--- Begin ---

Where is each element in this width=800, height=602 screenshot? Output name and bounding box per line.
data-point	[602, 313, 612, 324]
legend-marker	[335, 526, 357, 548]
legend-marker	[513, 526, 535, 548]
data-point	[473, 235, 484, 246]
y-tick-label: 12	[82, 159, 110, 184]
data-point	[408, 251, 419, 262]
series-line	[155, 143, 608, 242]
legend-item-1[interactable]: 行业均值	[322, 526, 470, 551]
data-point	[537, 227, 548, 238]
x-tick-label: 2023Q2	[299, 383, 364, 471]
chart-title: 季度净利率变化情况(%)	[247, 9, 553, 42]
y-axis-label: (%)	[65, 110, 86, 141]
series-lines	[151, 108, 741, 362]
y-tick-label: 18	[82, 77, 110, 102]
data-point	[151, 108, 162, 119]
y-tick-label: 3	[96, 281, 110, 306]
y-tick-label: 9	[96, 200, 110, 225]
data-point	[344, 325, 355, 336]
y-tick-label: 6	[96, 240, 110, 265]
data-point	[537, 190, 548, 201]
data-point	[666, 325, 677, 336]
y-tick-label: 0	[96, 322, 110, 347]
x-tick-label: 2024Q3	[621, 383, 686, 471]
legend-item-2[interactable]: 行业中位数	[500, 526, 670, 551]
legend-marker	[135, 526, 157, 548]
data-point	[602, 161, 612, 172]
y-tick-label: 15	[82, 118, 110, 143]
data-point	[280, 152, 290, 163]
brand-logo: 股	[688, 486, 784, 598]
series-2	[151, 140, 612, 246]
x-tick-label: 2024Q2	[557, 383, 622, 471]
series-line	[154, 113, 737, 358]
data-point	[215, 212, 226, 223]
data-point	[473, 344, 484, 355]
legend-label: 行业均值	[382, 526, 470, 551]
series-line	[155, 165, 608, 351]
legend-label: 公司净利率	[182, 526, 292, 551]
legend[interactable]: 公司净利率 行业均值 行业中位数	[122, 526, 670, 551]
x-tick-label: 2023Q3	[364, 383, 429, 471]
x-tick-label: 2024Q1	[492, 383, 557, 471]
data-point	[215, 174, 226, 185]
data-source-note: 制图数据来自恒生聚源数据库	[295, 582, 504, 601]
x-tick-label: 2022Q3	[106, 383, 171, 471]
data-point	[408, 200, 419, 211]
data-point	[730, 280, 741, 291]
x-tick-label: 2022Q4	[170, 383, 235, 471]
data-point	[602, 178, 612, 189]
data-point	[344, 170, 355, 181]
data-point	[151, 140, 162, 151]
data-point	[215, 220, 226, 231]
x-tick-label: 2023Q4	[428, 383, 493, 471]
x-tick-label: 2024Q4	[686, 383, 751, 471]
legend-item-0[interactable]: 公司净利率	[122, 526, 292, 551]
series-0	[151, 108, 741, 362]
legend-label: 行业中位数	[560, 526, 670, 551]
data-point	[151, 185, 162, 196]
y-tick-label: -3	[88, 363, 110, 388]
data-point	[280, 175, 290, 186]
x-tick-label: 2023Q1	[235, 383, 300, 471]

--- End ---

[Written request] Return every line of the data above word for word, without changing anything.

[Full answer]
Where is each element in this width=800, height=602 screenshot? Output name and bounding box per line.
data-point	[602, 313, 612, 324]
legend-marker	[335, 526, 357, 548]
legend-marker	[513, 526, 535, 548]
data-point	[473, 235, 484, 246]
y-tick-label: 12	[82, 159, 110, 184]
data-point	[408, 251, 419, 262]
series-line	[155, 143, 608, 242]
legend-item-1[interactable]: 行业均值	[322, 526, 470, 551]
data-point	[537, 227, 548, 238]
x-tick-label: 2023Q2	[299, 383, 364, 471]
chart-title: 季度净利率变化情况(%)	[247, 9, 553, 42]
y-axis-label: (%)	[65, 110, 86, 141]
series-lines	[151, 108, 741, 362]
y-tick-label: 18	[82, 77, 110, 102]
data-point	[151, 108, 162, 119]
y-tick-label: 3	[96, 281, 110, 306]
y-tick-label: 9	[96, 200, 110, 225]
data-point	[344, 325, 355, 336]
y-tick-label: 6	[96, 240, 110, 265]
data-point	[537, 190, 548, 201]
data-point	[666, 325, 677, 336]
y-tick-label: 0	[96, 322, 110, 347]
x-tick-label: 2024Q3	[621, 383, 686, 471]
legend-item-2[interactable]: 行业中位数	[500, 526, 670, 551]
legend-marker	[135, 526, 157, 548]
data-point	[602, 161, 612, 172]
y-tick-label: 15	[82, 118, 110, 143]
data-point	[280, 152, 290, 163]
brand-logo: 股	[688, 486, 784, 598]
series-2	[151, 140, 612, 246]
x-tick-label: 2024Q2	[557, 383, 622, 471]
series-line	[154, 113, 737, 358]
data-point	[215, 212, 226, 223]
data-point	[473, 344, 484, 355]
legend-label: 行业均值	[382, 526, 470, 551]
series-line	[155, 165, 608, 351]
legend-label: 公司净利率	[182, 526, 292, 551]
legend[interactable]: 公司净利率 行业均值 行业中位数	[122, 526, 670, 551]
x-tick-label: 2023Q3	[364, 383, 429, 471]
x-tick-label: 2024Q1	[492, 383, 557, 471]
data-point	[215, 174, 226, 185]
data-source-note: 制图数据来自恒生聚源数据库	[295, 582, 504, 601]
x-tick-label: 2022Q3	[106, 383, 171, 471]
data-point	[408, 200, 419, 211]
data-point	[730, 280, 741, 291]
x-tick-label: 2022Q4	[170, 383, 235, 471]
data-point	[602, 178, 612, 189]
data-point	[344, 170, 355, 181]
data-point	[151, 140, 162, 151]
data-point	[215, 220, 226, 231]
x-tick-label: 2023Q4	[428, 383, 493, 471]
x-tick-label: 2024Q4	[686, 383, 751, 471]
legend-item-0[interactable]: 公司净利率	[122, 526, 292, 551]
series-0	[151, 108, 741, 362]
legend-label: 行业中位数	[560, 526, 670, 551]
data-point	[151, 185, 162, 196]
y-tick-label: -3	[88, 363, 110, 388]
data-point	[280, 175, 290, 186]
x-tick-label: 2023Q1	[235, 383, 300, 471]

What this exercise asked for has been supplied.